Start of The records

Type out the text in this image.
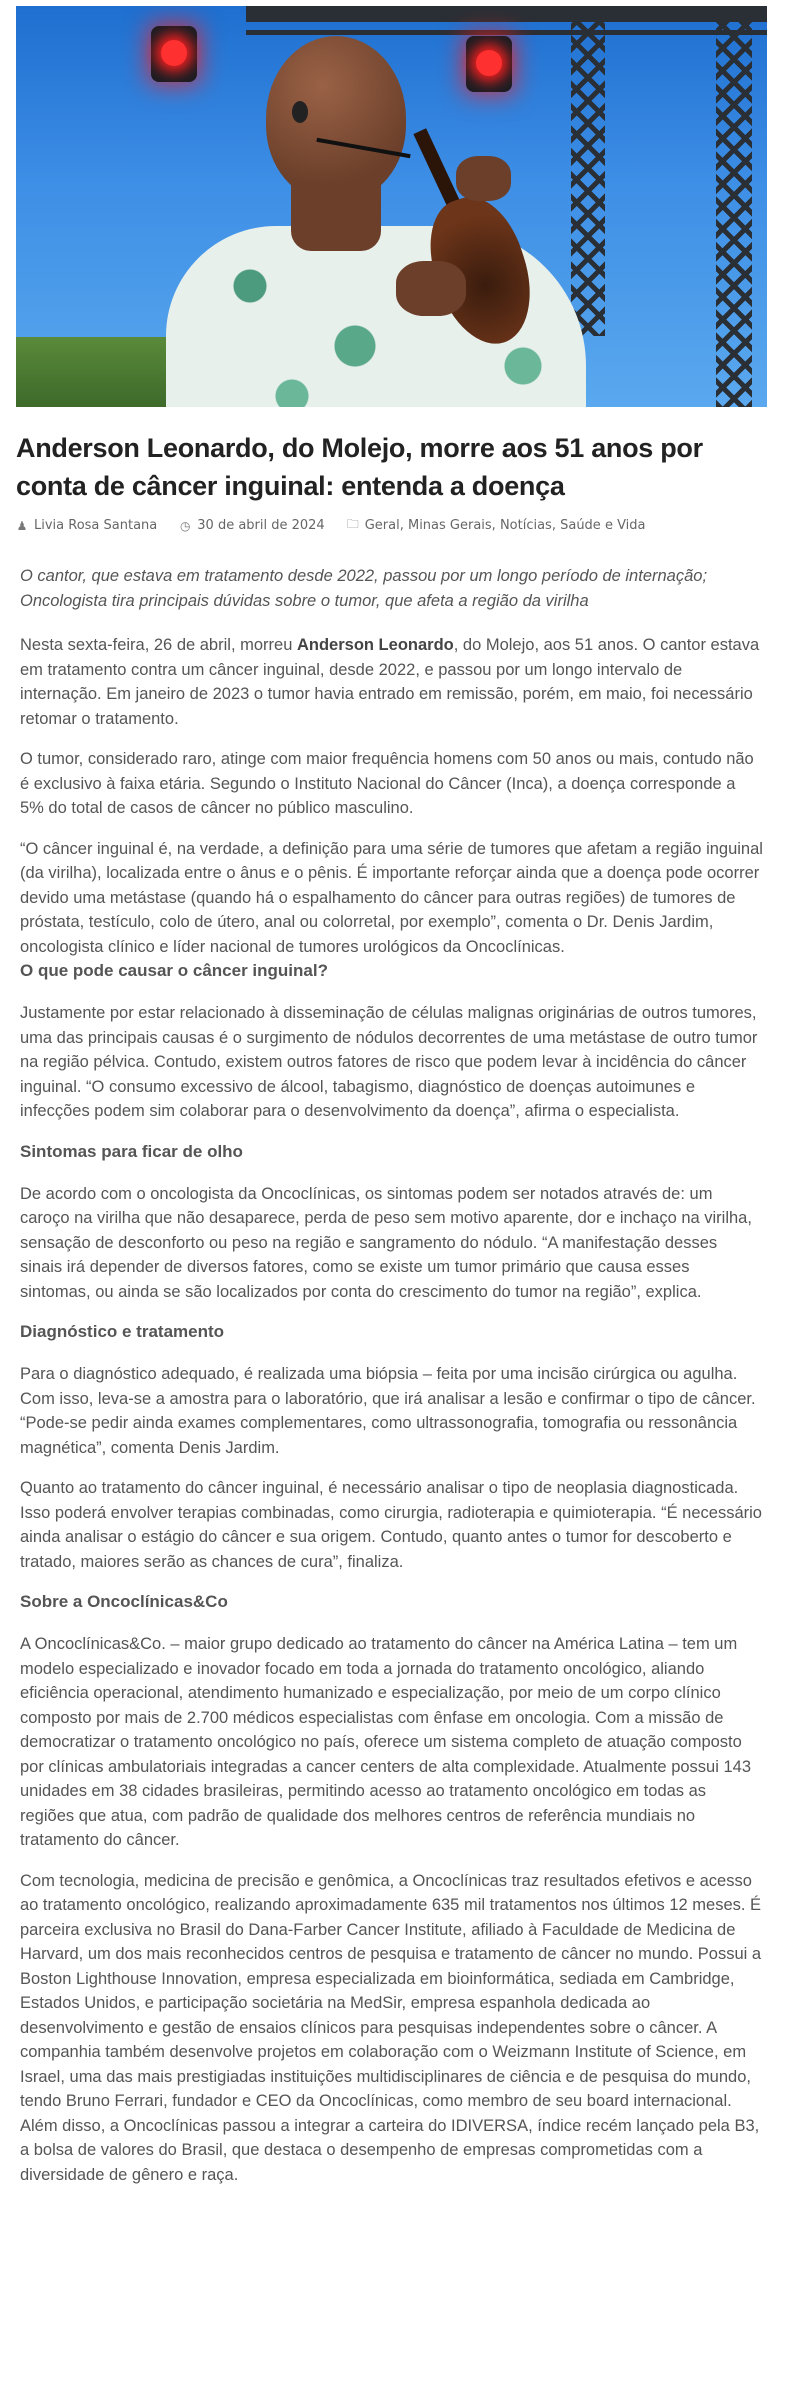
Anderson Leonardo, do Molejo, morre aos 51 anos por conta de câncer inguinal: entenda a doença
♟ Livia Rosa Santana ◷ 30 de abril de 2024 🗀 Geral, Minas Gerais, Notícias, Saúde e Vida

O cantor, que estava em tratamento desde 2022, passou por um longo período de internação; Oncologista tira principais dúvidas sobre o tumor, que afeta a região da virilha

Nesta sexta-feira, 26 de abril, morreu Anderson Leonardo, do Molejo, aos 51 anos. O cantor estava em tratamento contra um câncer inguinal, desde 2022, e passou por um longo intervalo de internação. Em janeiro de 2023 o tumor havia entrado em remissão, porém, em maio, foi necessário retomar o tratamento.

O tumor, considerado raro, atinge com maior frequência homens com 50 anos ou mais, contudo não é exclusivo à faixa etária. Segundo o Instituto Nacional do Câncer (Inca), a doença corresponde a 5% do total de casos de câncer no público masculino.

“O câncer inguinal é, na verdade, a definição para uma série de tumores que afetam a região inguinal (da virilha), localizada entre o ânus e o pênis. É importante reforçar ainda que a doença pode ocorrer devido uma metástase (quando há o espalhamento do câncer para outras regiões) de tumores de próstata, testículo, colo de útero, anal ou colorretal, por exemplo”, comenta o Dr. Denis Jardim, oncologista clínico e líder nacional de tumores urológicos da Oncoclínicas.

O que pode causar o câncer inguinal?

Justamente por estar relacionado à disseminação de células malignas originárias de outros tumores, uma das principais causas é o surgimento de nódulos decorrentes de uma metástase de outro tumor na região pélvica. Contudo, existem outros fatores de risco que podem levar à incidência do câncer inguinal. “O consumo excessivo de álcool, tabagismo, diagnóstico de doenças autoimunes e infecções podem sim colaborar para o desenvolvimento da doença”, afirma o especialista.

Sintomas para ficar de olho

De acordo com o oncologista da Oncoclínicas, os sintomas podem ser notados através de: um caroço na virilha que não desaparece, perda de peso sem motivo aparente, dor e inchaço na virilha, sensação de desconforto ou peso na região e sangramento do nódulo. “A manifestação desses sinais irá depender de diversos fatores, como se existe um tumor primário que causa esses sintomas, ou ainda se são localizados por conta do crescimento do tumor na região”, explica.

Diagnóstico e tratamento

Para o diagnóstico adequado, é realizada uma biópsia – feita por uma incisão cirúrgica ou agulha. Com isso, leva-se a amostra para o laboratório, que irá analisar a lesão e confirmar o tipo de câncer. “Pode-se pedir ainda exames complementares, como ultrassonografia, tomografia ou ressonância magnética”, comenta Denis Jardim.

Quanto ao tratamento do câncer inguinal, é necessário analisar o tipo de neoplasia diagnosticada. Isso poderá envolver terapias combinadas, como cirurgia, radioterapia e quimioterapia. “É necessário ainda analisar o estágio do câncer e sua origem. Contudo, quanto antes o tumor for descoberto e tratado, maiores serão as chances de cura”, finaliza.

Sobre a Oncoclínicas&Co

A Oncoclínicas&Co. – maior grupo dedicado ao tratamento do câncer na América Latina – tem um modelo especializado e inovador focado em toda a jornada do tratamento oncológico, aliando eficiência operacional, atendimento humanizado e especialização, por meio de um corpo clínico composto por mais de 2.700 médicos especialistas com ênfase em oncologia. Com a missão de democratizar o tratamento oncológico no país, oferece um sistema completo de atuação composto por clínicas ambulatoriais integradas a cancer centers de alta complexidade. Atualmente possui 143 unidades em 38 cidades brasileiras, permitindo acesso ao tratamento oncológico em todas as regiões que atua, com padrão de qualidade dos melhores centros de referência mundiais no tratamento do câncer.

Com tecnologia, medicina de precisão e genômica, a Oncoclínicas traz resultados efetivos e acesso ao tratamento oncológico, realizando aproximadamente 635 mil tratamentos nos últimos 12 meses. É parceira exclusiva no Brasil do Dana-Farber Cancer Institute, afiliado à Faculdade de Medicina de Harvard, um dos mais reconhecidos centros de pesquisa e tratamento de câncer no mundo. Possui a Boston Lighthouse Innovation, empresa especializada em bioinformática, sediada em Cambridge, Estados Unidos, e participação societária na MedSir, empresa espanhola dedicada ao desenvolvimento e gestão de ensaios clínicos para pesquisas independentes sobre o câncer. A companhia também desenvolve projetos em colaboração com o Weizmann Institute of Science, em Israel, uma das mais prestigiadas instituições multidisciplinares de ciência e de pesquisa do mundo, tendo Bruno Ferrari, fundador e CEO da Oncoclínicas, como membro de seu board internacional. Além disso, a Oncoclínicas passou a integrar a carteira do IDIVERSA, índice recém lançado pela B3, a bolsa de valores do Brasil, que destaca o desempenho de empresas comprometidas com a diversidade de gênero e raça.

End of The records

_Task to complete_. Pick out the lines above that hold the string "longo" and show them.

_Your response_.
O cantor, que estava em tratamento desde 2022, passou por um longo período de internação; Oncologista tira principais dúvidas sobre o tumor, que afeta a região da virilha
Nesta sexta-feira, 26 de abril, morreu Anderson Leonardo, do Molejo, aos 51 anos. O cantor estava em tratamento contra um câncer inguinal, desde 2022, e passou por um longo intervalo de internação. Em janeiro de 2023 o tumor havia entrado em remissão, porém, em maio, foi necessário retomar o tratamento.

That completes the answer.